### YOUR GOAL
Of the lines in the data below, count the ones holding the string "title", and answer with that number only.

### DATA ENTRIES
::::::

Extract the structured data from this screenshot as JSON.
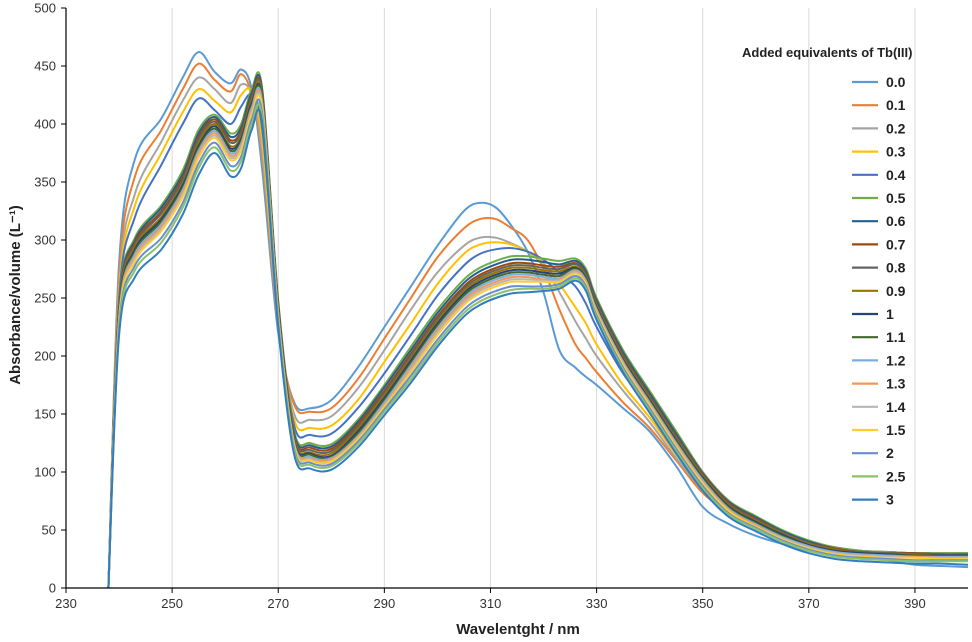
{
  "chart_data": {
    "type": "line",
    "title": "",
    "xlabel": "Wavelentght / nm",
    "ylabel": "Absorbance/volume (L⁻¹)",
    "xlim": [
      230,
      400
    ],
    "ylim": [
      0,
      500
    ],
    "x_ticks": [
      230,
      250,
      270,
      290,
      310,
      330,
      350,
      370,
      390
    ],
    "y_ticks": [
      0,
      50,
      100,
      150,
      200,
      250,
      300,
      350,
      400,
      450,
      500
    ],
    "grid": "vertical",
    "legend": {
      "title": "Added equivalents of  Tb(III)",
      "position": "right"
    },
    "anchor_x": [
      238,
      240,
      243,
      248,
      252,
      255,
      258,
      261,
      263,
      265,
      267,
      270,
      273,
      276,
      280,
      285,
      290,
      295,
      300,
      305,
      308,
      311,
      314,
      317,
      320,
      323,
      326,
      328,
      330,
      335,
      340,
      345,
      350,
      355,
      360,
      365,
      370,
      375,
      380,
      385,
      390,
      395,
      400
    ],
    "series": [
      {
        "name": "0.0",
        "color": "#5B9BD5",
        "values": [
          0,
          280,
          370,
          405,
          440,
          462,
          445,
          435,
          447,
          430,
          360,
          220,
          160,
          155,
          162,
          190,
          225,
          260,
          295,
          325,
          332,
          328,
          312,
          290,
          255,
          205,
          190,
          182,
          175,
          155,
          135,
          105,
          70,
          55,
          45,
          38,
          32,
          30,
          28,
          24,
          20,
          19,
          18
        ]
      },
      {
        "name": "0.1",
        "color": "#ED7D31",
        "values": [
          0,
          270,
          355,
          395,
          430,
          452,
          438,
          428,
          443,
          425,
          370,
          225,
          158,
          152,
          155,
          180,
          215,
          250,
          285,
          310,
          318,
          318,
          310,
          300,
          275,
          240,
          210,
          198,
          186,
          160,
          138,
          110,
          82,
          65,
          55,
          45,
          36,
          32,
          30,
          30,
          30,
          30,
          30
        ]
      },
      {
        "name": "0.2",
        "color": "#A5A5A5",
        "values": [
          0,
          262,
          340,
          385,
          420,
          440,
          430,
          418,
          434,
          425,
          375,
          228,
          150,
          145,
          148,
          172,
          205,
          240,
          272,
          295,
          302,
          302,
          297,
          290,
          278,
          255,
          230,
          215,
          200,
          170,
          143,
          112,
          85,
          68,
          57,
          47,
          38,
          33,
          31,
          30,
          30,
          30,
          30
        ]
      },
      {
        "name": "0.3",
        "color": "#FFC000",
        "values": [
          0,
          255,
          330,
          375,
          410,
          430,
          420,
          410,
          425,
          428,
          385,
          232,
          145,
          138,
          140,
          162,
          195,
          228,
          262,
          288,
          296,
          298,
          296,
          290,
          280,
          262,
          242,
          228,
          210,
          175,
          147,
          115,
          88,
          70,
          58,
          48,
          39,
          34,
          32,
          31,
          30,
          30,
          30
        ]
      },
      {
        "name": "0.4",
        "color": "#4472C4",
        "values": [
          0,
          250,
          320,
          365,
          400,
          422,
          412,
          400,
          415,
          425,
          395,
          240,
          140,
          132,
          133,
          155,
          185,
          218,
          252,
          278,
          288,
          292,
          293,
          290,
          283,
          272,
          260,
          245,
          225,
          185,
          155,
          120,
          92,
          72,
          60,
          49,
          40,
          35,
          32,
          31,
          30,
          30,
          30
        ]
      },
      {
        "name": "0.5",
        "color": "#70AD47",
        "values": [
          0,
          245,
          302,
          330,
          360,
          395,
          408,
          392,
          400,
          430,
          430,
          248,
          135,
          125,
          124,
          145,
          175,
          208,
          240,
          266,
          276,
          282,
          286,
          286,
          284,
          282,
          284,
          275,
          250,
          205,
          170,
          135,
          100,
          75,
          62,
          50,
          41,
          35,
          32,
          31,
          30,
          30,
          30
        ]
      },
      {
        "name": "0.6",
        "color": "#255E91",
        "values": [
          0,
          243,
          300,
          328,
          357,
          392,
          406,
          389,
          397,
          427,
          428,
          246,
          133,
          123,
          122,
          143,
          173,
          205,
          237,
          263,
          273,
          279,
          283,
          283,
          281,
          279,
          282,
          273,
          248,
          203,
          168,
          133,
          99,
          74,
          61,
          49,
          40,
          34,
          31,
          30,
          30,
          29,
          29
        ]
      },
      {
        "name": "0.7",
        "color": "#9E480E",
        "values": [
          0,
          241,
          298,
          325,
          354,
          389,
          404,
          386,
          394,
          424,
          426,
          244,
          131,
          121,
          120,
          141,
          170,
          202,
          234,
          260,
          270,
          276,
          280,
          280,
          278,
          277,
          280,
          271,
          246,
          201,
          166,
          131,
          98,
          73,
          60,
          48,
          39,
          34,
          31,
          30,
          30,
          29,
          29
        ]
      },
      {
        "name": "0.8",
        "color": "#636363",
        "values": [
          0,
          240,
          296,
          323,
          352,
          387,
          402,
          384,
          392,
          422,
          425,
          243,
          130,
          119,
          118,
          139,
          168,
          200,
          232,
          258,
          268,
          274,
          278,
          278,
          276,
          275,
          279,
          270,
          245,
          200,
          165,
          130,
          97,
          72,
          59,
          48,
          39,
          33,
          31,
          30,
          29,
          29,
          29
        ]
      },
      {
        "name": "0.9",
        "color": "#997300",
        "values": [
          0,
          238,
          294,
          320,
          349,
          384,
          400,
          381,
          389,
          420,
          423,
          241,
          128,
          117,
          116,
          137,
          166,
          198,
          230,
          256,
          266,
          272,
          276,
          276,
          274,
          273,
          277,
          268,
          243,
          198,
          163,
          128,
          96,
          71,
          58,
          47,
          38,
          33,
          30,
          29,
          29,
          28,
          28
        ]
      },
      {
        "name": "1",
        "color": "#264478",
        "values": [
          0,
          236,
          292,
          318,
          347,
          381,
          398,
          379,
          387,
          418,
          421,
          240,
          127,
          116,
          114,
          135,
          164,
          196,
          228,
          254,
          264,
          270,
          274,
          274,
          272,
          271,
          276,
          267,
          242,
          197,
          162,
          127,
          95,
          70,
          57,
          46,
          37,
          32,
          30,
          29,
          28,
          28,
          28
        ]
      },
      {
        "name": "1.1",
        "color": "#43682B",
        "values": [
          0,
          235,
          290,
          316,
          345,
          379,
          396,
          377,
          385,
          416,
          420,
          239,
          126,
          115,
          113,
          133,
          162,
          194,
          226,
          252,
          262,
          268,
          272,
          272,
          270,
          269,
          275,
          266,
          241,
          196,
          161,
          126,
          94,
          69,
          56,
          45,
          36,
          31,
          29,
          28,
          28,
          27,
          27
        ]
      },
      {
        "name": "1.2",
        "color": "#7CAFDD",
        "values": [
          0,
          233,
          288,
          314,
          343,
          377,
          394,
          375,
          383,
          414,
          418,
          237,
          125,
          113,
          112,
          131,
          160,
          192,
          224,
          250,
          260,
          266,
          270,
          270,
          268,
          267,
          274,
          265,
          240,
          195,
          160,
          125,
          93,
          68,
          55,
          44,
          36,
          31,
          29,
          28,
          27,
          27,
          27
        ]
      },
      {
        "name": "1.3",
        "color": "#F1975A",
        "values": [
          0,
          232,
          286,
          312,
          341,
          375,
          392,
          373,
          381,
          412,
          416,
          236,
          124,
          112,
          111,
          130,
          158,
          190,
          222,
          248,
          258,
          264,
          268,
          268,
          266,
          266,
          273,
          264,
          239,
          194,
          159,
          124,
          92,
          67,
          54,
          43,
          35,
          30,
          28,
          27,
          27,
          26,
          26
        ]
      },
      {
        "name": "1.4",
        "color": "#B7B7B7",
        "values": [
          0,
          230,
          284,
          310,
          339,
          373,
          390,
          371,
          379,
          410,
          414,
          234,
          123,
          111,
          110,
          129,
          157,
          188,
          220,
          246,
          256,
          262,
          266,
          266,
          265,
          265,
          272,
          263,
          238,
          193,
          158,
          123,
          91,
          66,
          53,
          43,
          35,
          30,
          28,
          27,
          26,
          26,
          26
        ]
      },
      {
        "name": "1.5",
        "color": "#FFCD33",
        "values": [
          0,
          229,
          282,
          308,
          337,
          371,
          388,
          369,
          377,
          408,
          412,
          233,
          122,
          110,
          109,
          128,
          156,
          186,
          218,
          244,
          254,
          260,
          264,
          264,
          264,
          264,
          271,
          262,
          237,
          192,
          157,
          122,
          90,
          66,
          53,
          42,
          34,
          29,
          27,
          26,
          26,
          25,
          25
        ]
      },
      {
        "name": "2",
        "color": "#698ED0",
        "values": [
          0,
          225,
          278,
          302,
          332,
          366,
          384,
          364,
          372,
          404,
          408,
          230,
          120,
          108,
          107,
          126,
          154,
          183,
          214,
          240,
          250,
          256,
          260,
          260,
          260,
          262,
          269,
          260,
          235,
          190,
          155,
          120,
          88,
          64,
          52,
          41,
          33,
          28,
          26,
          25,
          24,
          24,
          24
        ]
      },
      {
        "name": "2.5",
        "color": "#8CC168",
        "values": [
          0,
          222,
          274,
          298,
          328,
          362,
          380,
          360,
          368,
          400,
          404,
          228,
          118,
          106,
          105,
          124,
          152,
          180,
          211,
          237,
          247,
          253,
          257,
          258,
          258,
          260,
          267,
          258,
          233,
          188,
          153,
          118,
          86,
          63,
          51,
          40,
          32,
          27,
          25,
          24,
          23,
          23,
          23
        ]
      },
      {
        "name": "3",
        "color": "#327DC2",
        "values": [
          0,
          218,
          268,
          292,
          322,
          356,
          375,
          355,
          362,
          395,
          400,
          225,
          115,
          103,
          102,
          121,
          149,
          177,
          208,
          234,
          244,
          250,
          254,
          255,
          256,
          258,
          265,
          256,
          231,
          186,
          151,
          116,
          84,
          61,
          49,
          38,
          30,
          25,
          23,
          22,
          21,
          21,
          20
        ]
      }
    ]
  }
}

::::::

### EXERCISE ANSWER
2